Collected data entries
- - - - -

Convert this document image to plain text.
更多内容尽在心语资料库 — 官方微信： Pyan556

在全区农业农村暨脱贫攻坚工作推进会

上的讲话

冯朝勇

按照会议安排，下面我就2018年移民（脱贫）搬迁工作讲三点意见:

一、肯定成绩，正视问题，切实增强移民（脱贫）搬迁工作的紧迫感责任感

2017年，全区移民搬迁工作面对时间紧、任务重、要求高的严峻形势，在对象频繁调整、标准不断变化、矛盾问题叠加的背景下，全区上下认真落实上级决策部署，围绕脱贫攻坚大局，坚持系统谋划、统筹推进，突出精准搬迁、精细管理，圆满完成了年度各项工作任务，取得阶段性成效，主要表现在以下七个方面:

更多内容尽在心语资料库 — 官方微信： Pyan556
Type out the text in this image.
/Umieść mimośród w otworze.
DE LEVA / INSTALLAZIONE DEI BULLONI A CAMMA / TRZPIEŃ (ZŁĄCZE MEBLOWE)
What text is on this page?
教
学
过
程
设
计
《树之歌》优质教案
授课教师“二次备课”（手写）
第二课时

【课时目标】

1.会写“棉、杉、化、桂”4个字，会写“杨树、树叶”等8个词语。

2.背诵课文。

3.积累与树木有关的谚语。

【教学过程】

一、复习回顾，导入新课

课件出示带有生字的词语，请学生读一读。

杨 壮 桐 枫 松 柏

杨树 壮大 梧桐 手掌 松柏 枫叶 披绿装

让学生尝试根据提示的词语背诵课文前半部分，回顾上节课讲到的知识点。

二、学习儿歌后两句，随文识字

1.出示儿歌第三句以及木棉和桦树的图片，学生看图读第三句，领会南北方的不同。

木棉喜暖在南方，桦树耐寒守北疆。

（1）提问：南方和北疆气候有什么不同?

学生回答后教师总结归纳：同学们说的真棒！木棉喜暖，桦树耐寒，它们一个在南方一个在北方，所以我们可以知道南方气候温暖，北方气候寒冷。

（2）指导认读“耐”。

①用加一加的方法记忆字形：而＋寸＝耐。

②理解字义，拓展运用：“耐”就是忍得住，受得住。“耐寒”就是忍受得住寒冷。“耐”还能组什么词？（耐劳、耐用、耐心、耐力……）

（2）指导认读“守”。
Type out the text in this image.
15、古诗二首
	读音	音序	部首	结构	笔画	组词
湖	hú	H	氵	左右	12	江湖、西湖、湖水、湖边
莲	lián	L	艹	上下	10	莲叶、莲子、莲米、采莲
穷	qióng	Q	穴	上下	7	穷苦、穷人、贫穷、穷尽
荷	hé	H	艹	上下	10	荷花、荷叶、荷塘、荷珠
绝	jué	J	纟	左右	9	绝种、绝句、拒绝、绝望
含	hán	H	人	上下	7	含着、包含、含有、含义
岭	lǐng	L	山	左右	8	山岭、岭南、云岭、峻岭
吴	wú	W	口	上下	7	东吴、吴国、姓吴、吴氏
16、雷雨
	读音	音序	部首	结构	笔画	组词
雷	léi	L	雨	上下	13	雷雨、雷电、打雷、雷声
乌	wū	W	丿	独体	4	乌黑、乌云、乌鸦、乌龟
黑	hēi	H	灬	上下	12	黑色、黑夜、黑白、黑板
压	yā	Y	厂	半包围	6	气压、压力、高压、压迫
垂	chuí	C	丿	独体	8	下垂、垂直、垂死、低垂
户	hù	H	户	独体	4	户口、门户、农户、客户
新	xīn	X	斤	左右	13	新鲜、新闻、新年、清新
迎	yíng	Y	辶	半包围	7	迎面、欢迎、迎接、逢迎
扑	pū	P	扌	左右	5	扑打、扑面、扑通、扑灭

- - - - -

» Required work:
Give only the number of lines in the entries above that hold the string "text".

» The result:
4